** Begin DATA EXTRACT **

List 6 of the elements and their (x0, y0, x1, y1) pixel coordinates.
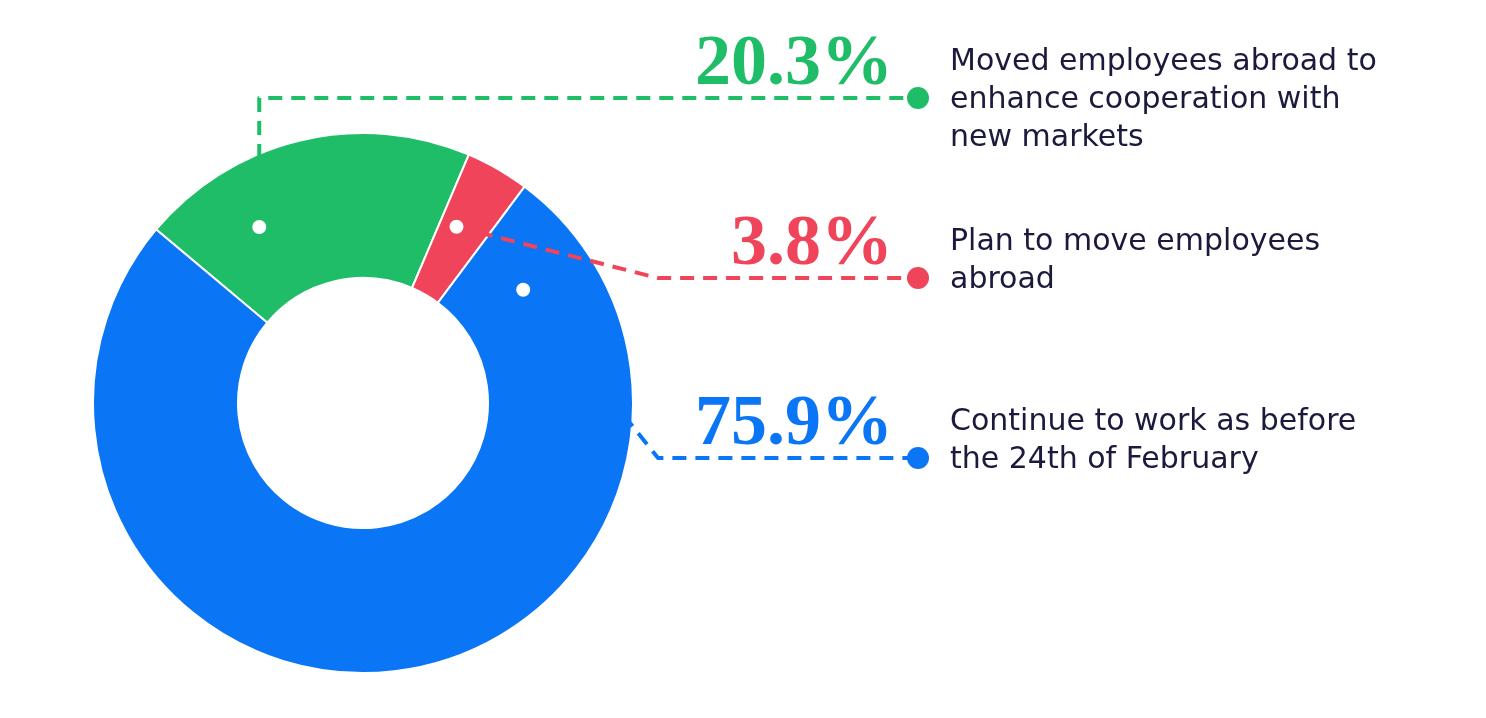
data-label: 20.3% (695, 20, 893, 100)
legend-label: Continue to work as before the 24th of February (950, 402, 1357, 475)
data-label: 75.9% (695, 380, 893, 460)
legend-label: Plan to move employees abroad (950, 222, 1321, 295)
legend-label: Moved employees abroad to enhance cooperation with new markets (950, 42, 1377, 153)
data-label: 3.8% (731, 200, 893, 280)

** End DATA EXTRACT **

Copy out the data above line for line without changing anything, but omit the pictures.

◆ **RESPONSE TO THIS TASK**:
List 6 of the elements and their (x0, y0, x1, y1) pixel coordinates.
data-label: 20.3% (695, 20, 893, 100)
legend-label: Continue to work as before the 24th of February (950, 402, 1357, 475)
data-label: 75.9% (695, 380, 893, 460)
legend-label: Plan to move employees abroad (950, 222, 1321, 295)
legend-label: Moved employees abroad to enhance cooperation with new markets (950, 42, 1377, 153)
data-label: 3.8% (731, 200, 893, 280)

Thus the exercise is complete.